Extract all lines that hold the string "needs".

- Data provided:
start
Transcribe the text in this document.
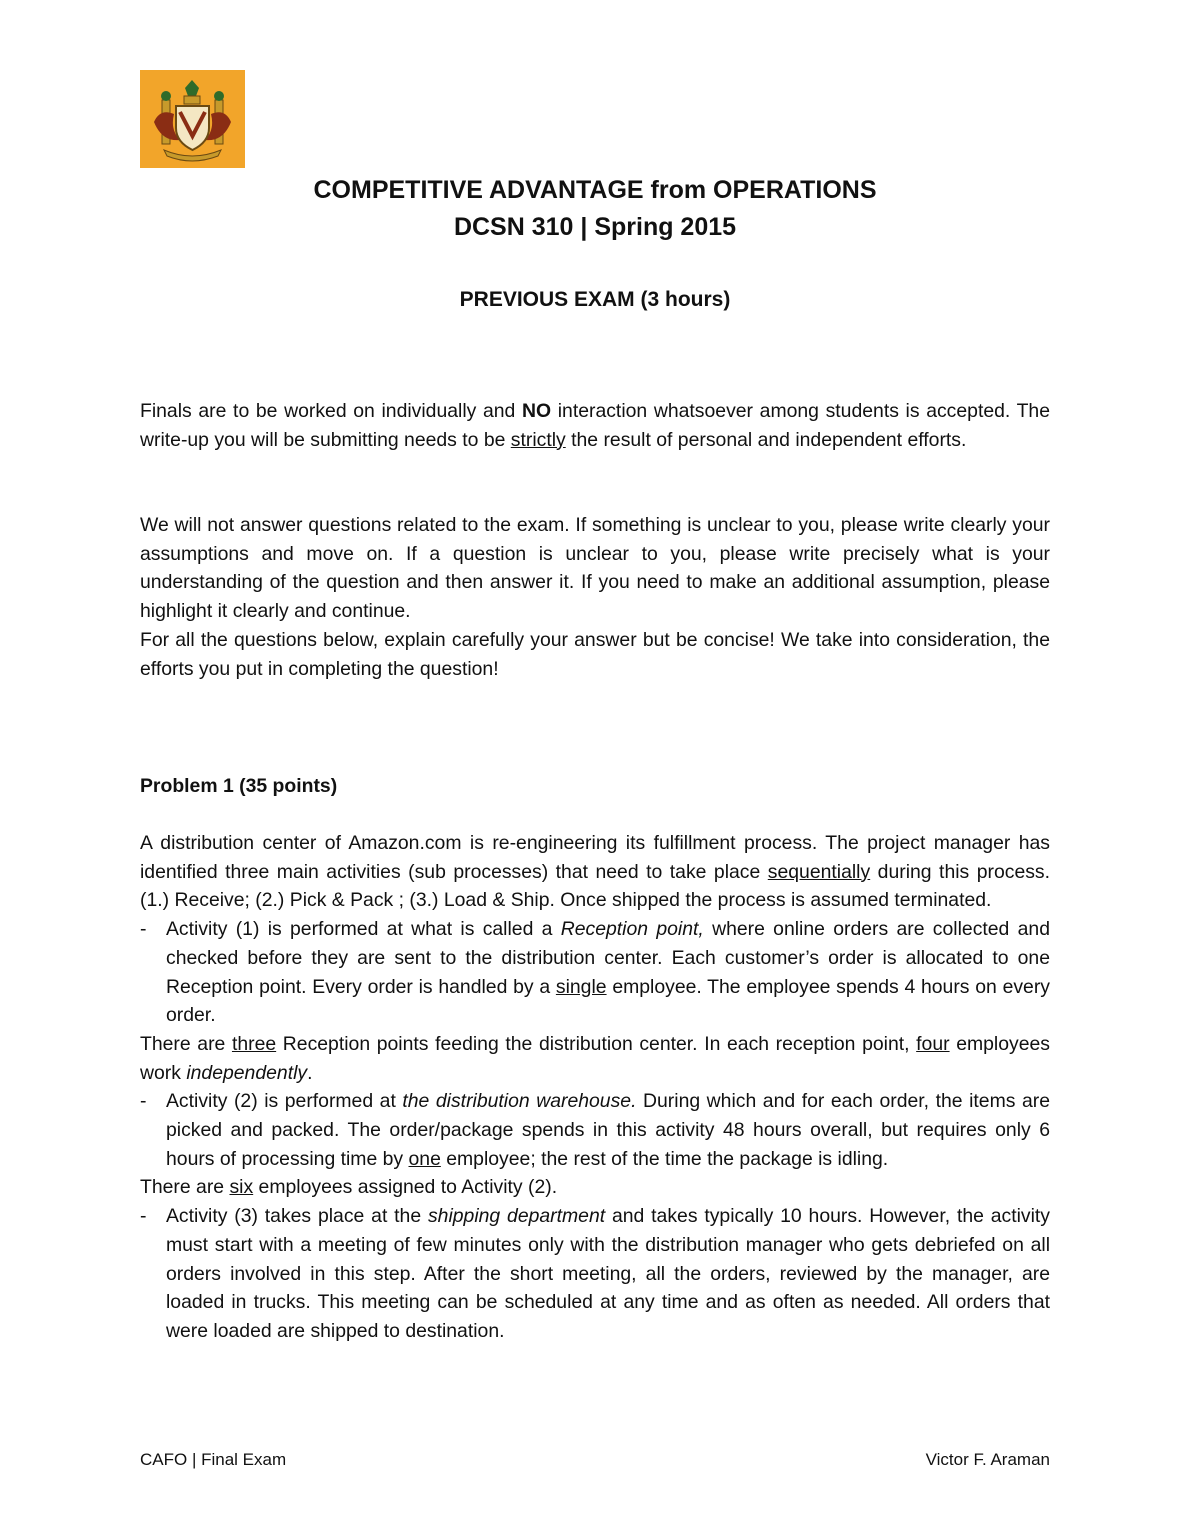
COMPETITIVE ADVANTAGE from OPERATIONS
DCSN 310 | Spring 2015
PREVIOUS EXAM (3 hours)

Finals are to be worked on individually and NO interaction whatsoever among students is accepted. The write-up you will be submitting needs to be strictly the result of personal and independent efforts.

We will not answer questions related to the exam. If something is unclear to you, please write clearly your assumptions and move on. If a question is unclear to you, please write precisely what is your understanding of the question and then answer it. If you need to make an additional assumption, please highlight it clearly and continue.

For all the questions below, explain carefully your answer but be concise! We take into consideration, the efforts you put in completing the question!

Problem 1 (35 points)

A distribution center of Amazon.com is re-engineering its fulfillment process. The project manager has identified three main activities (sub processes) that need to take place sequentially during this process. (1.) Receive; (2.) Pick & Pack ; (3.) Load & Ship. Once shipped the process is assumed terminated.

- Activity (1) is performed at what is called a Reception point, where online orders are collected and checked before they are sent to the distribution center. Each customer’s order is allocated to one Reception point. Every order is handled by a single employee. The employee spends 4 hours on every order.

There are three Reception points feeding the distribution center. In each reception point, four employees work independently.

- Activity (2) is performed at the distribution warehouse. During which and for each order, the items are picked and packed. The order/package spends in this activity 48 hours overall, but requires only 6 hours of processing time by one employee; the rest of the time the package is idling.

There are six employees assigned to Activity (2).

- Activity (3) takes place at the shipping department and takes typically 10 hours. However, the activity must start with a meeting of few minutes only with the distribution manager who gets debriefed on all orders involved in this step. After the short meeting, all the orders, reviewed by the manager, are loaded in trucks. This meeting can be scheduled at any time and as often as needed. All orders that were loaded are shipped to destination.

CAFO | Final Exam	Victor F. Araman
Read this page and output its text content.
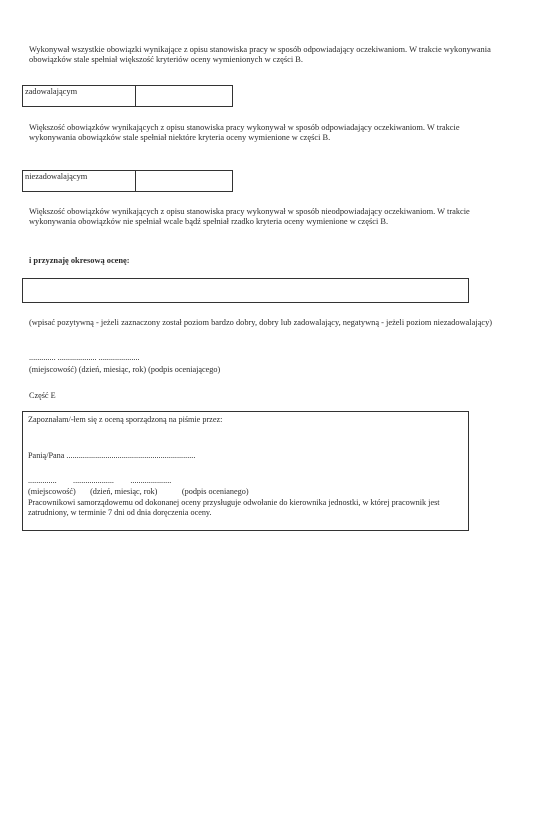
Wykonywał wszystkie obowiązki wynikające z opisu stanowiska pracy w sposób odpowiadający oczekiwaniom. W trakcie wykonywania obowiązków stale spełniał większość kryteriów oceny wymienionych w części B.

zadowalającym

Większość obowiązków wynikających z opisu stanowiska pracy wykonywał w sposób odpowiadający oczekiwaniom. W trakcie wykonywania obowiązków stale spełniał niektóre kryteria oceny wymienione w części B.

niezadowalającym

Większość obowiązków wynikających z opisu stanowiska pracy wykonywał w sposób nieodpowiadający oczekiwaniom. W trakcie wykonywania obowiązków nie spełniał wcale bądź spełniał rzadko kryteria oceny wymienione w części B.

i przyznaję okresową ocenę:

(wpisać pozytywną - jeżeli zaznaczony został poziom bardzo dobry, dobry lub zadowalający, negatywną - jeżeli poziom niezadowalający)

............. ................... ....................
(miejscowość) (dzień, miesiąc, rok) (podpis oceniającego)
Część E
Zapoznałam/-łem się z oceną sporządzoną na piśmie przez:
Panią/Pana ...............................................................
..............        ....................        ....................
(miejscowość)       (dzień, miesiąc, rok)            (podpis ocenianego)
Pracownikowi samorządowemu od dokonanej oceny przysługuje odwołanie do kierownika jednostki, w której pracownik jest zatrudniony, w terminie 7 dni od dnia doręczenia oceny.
end
start
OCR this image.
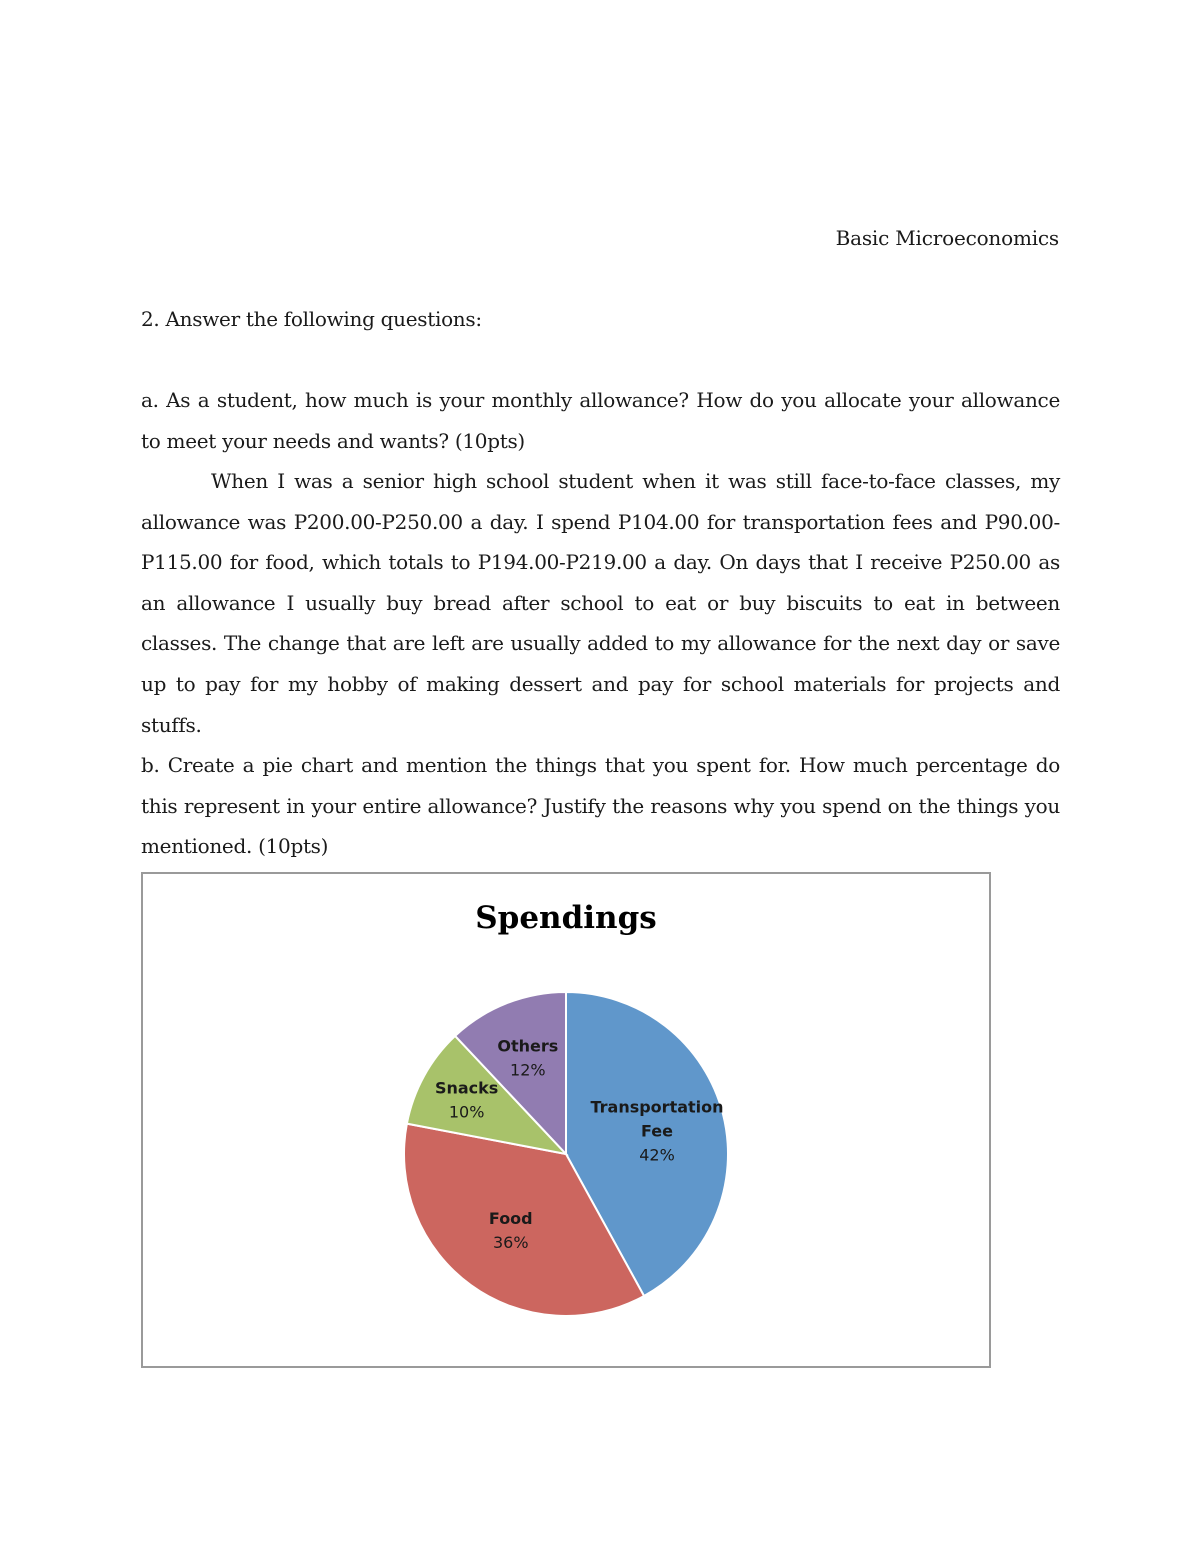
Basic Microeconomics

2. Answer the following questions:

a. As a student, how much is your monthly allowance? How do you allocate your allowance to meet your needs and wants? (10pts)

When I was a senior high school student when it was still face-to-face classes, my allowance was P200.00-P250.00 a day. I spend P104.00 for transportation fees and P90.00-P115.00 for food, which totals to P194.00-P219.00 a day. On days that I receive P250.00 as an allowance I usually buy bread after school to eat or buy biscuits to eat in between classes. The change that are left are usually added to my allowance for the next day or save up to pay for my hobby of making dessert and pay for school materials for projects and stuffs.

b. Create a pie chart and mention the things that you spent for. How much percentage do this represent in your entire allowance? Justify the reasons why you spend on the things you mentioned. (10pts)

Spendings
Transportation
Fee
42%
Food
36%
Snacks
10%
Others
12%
end
- In response:
Finals are to be worked on individually and NO interaction whatsoever among students is accepted. The write-up you will be submitting needs to be strictly the result of personal and independent efforts.
a. As a student, how much is your monthly allowance? How do you allocate your allowance to meet your needs and wants? (10pts)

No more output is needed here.